▼

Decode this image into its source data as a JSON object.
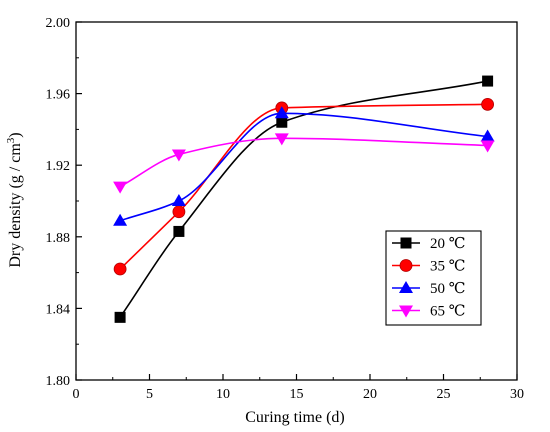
{
  "chart_data": {
    "type": "line",
    "xlabel": "Curing time (d)",
    "ylabel_parts": {
      "main": "Dry density (g / cm",
      "sup": "3",
      "end": ")"
    },
    "xlim": [
      0,
      30
    ],
    "ylim": [
      1.8,
      2.0
    ],
    "xticks": [
      0,
      5,
      10,
      15,
      20,
      25,
      30
    ],
    "xtick_labels": [
      "0",
      "5",
      "10",
      "15",
      "20",
      "25",
      "30"
    ],
    "yticks": [
      1.8,
      1.84,
      1.88,
      1.92,
      1.96,
      2.0
    ],
    "ytick_labels": [
      "1.80",
      "1.84",
      "1.88",
      "1.92",
      "1.96",
      "2.00"
    ],
    "grid": false,
    "legend_position": "bottom-right",
    "x": [
      3,
      7,
      14,
      28
    ],
    "series": [
      {
        "name": "20 ℃",
        "marker": "square",
        "color": "#000000",
        "values": [
          1.835,
          1.883,
          1.944,
          1.967
        ]
      },
      {
        "name": "35 ℃",
        "marker": "circle",
        "color": "#ff0000",
        "values": [
          1.862,
          1.894,
          1.952,
          1.954
        ]
      },
      {
        "name": "50 ℃",
        "marker": "triangle-up",
        "color": "#0000ff",
        "values": [
          1.889,
          1.9,
          1.949,
          1.936
        ]
      },
      {
        "name": "65 ℃",
        "marker": "triangle-down",
        "color": "#ff00ff",
        "values": [
          1.908,
          1.926,
          1.935,
          1.931
        ]
      }
    ]
  }
}
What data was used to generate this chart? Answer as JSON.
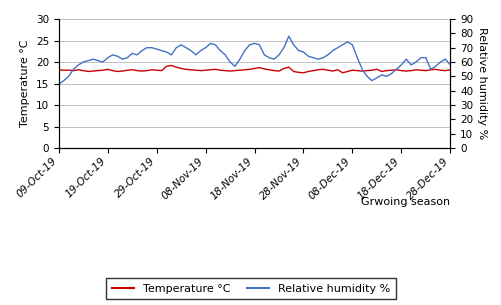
{
  "temp": [
    18.2,
    18.1,
    18.1,
    18.0,
    18.2,
    18.0,
    17.8,
    17.9,
    18.0,
    18.1,
    18.3,
    18.0,
    17.8,
    17.9,
    18.1,
    18.2,
    18.0,
    17.9,
    18.0,
    18.2,
    18.1,
    18.0,
    19.0,
    19.2,
    18.8,
    18.5,
    18.3,
    18.2,
    18.1,
    18.0,
    18.1,
    18.2,
    18.3,
    18.1,
    18.0,
    17.9,
    18.0,
    18.1,
    18.2,
    18.3,
    18.5,
    18.7,
    18.4,
    18.2,
    18.0,
    17.9,
    18.5,
    18.8,
    17.8,
    17.6,
    17.5,
    17.8,
    18.0,
    18.2,
    18.3,
    18.1,
    17.9,
    18.2,
    17.5,
    17.8,
    18.1,
    18.0,
    17.9,
    18.0,
    18.1,
    18.3,
    17.8,
    18.0,
    18.1,
    18.2,
    18.0,
    17.9,
    18.0,
    18.2,
    18.1,
    18.0,
    18.2,
    18.3,
    18.1,
    18.0,
    18.2
  ],
  "humidity": [
    44.5,
    47,
    50,
    55,
    58,
    60,
    61,
    62,
    61,
    60,
    63,
    65,
    64,
    62,
    63,
    66,
    65,
    68,
    70,
    70,
    69,
    68,
    67,
    65,
    70,
    72,
    70,
    68,
    65,
    68,
    70,
    73,
    72,
    68,
    65,
    60,
    57,
    62,
    68,
    72,
    73,
    72,
    65,
    63,
    62,
    65,
    70,
    78,
    72,
    68,
    67,
    64,
    63,
    62,
    63,
    65,
    68,
    70,
    72,
    74,
    72,
    63,
    55,
    50,
    47,
    49,
    51,
    50,
    52,
    55,
    58,
    62,
    58,
    60,
    63,
    63,
    55,
    57,
    60,
    62,
    58
  ],
  "x_labels": [
    "09-Oct-19",
    "19-Oct-19",
    "29-Oct-19",
    "08-Nov-19",
    "18-Nov-19",
    "28-Nov-19",
    "08-Dec-19",
    "18-Dec-19",
    "28-Dec-19"
  ],
  "x_ticks": [
    0,
    10,
    20,
    30,
    40,
    50,
    60,
    70,
    80
  ],
  "ylim_left": [
    0,
    30
  ],
  "ylim_right": [
    0,
    90
  ],
  "yticks_left": [
    0,
    5,
    10,
    15,
    20,
    25,
    30
  ],
  "yticks_right": [
    0,
    10,
    20,
    30,
    40,
    50,
    60,
    70,
    80,
    90
  ],
  "ylabel_left": "Temperature °C",
  "ylabel_right": "Relative humidity %",
  "xlabel": "Grwoing season",
  "temp_color": "#cc0000",
  "humidity_color": "#4472c4",
  "legend_temp": "Temperature °C",
  "legend_humidity": "Relative humidity %",
  "grid_color": "#c0c0c0",
  "background_color": "#ffffff"
}
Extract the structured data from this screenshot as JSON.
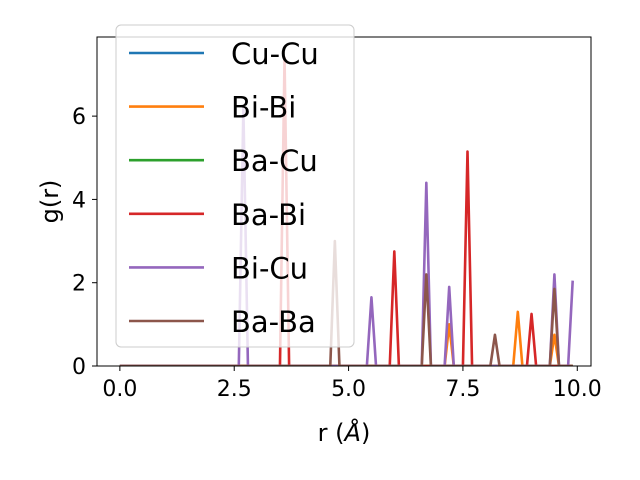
{
  "chart_data": {
    "type": "line",
    "xlabel_prefix": "r (",
    "xlabel_unit": "Å",
    "xlabel_suffix": ")",
    "ylabel": "g(r)",
    "xlim": [
      -0.5,
      10.3
    ],
    "ylim": [
      0,
      7.9
    ],
    "xticks": [
      {
        "value": 0.0,
        "label": "0.0"
      },
      {
        "value": 2.5,
        "label": "2.5"
      },
      {
        "value": 5.0,
        "label": "5.0"
      },
      {
        "value": 7.5,
        "label": "7.5"
      },
      {
        "value": 10.0,
        "label": "10.0"
      }
    ],
    "yticks": [
      {
        "value": 0,
        "label": "0"
      },
      {
        "value": 2,
        "label": "2"
      },
      {
        "value": 4,
        "label": "4"
      },
      {
        "value": 6,
        "label": "6"
      }
    ],
    "grid": false,
    "legend_position": "upper-left",
    "series": [
      {
        "name": "Cu-Cu",
        "color": "#1f77b4",
        "peaks": []
      },
      {
        "name": "Bi-Bi",
        "color": "#ff7f0e",
        "peaks": [
          [
            7.2,
            1.0
          ],
          [
            8.7,
            1.3
          ],
          [
            9.5,
            0.75
          ]
        ]
      },
      {
        "name": "Ba-Cu",
        "color": "#2ca02c",
        "peaks": []
      },
      {
        "name": "Ba-Bi",
        "color": "#d62728",
        "peaks": [
          [
            3.6,
            7.4
          ],
          [
            6.0,
            2.75
          ],
          [
            7.6,
            5.15
          ],
          [
            9.0,
            1.25
          ]
        ]
      },
      {
        "name": "Bi-Cu",
        "color": "#9467bd",
        "peaks": [
          [
            2.7,
            6.2
          ],
          [
            5.5,
            1.65
          ],
          [
            6.7,
            4.4
          ],
          [
            7.2,
            1.9
          ],
          [
            9.5,
            2.2
          ],
          [
            9.9,
            2.05
          ]
        ]
      },
      {
        "name": "Ba-Ba",
        "color": "#8c564b",
        "peaks": [
          [
            4.7,
            3.0
          ],
          [
            6.7,
            2.2
          ],
          [
            8.2,
            0.75
          ],
          [
            9.5,
            1.85
          ]
        ]
      }
    ]
  }
}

▲

What the task requires
Count every line in the data where the string "Temperature" occurs. Give nothing except the number.

Response
2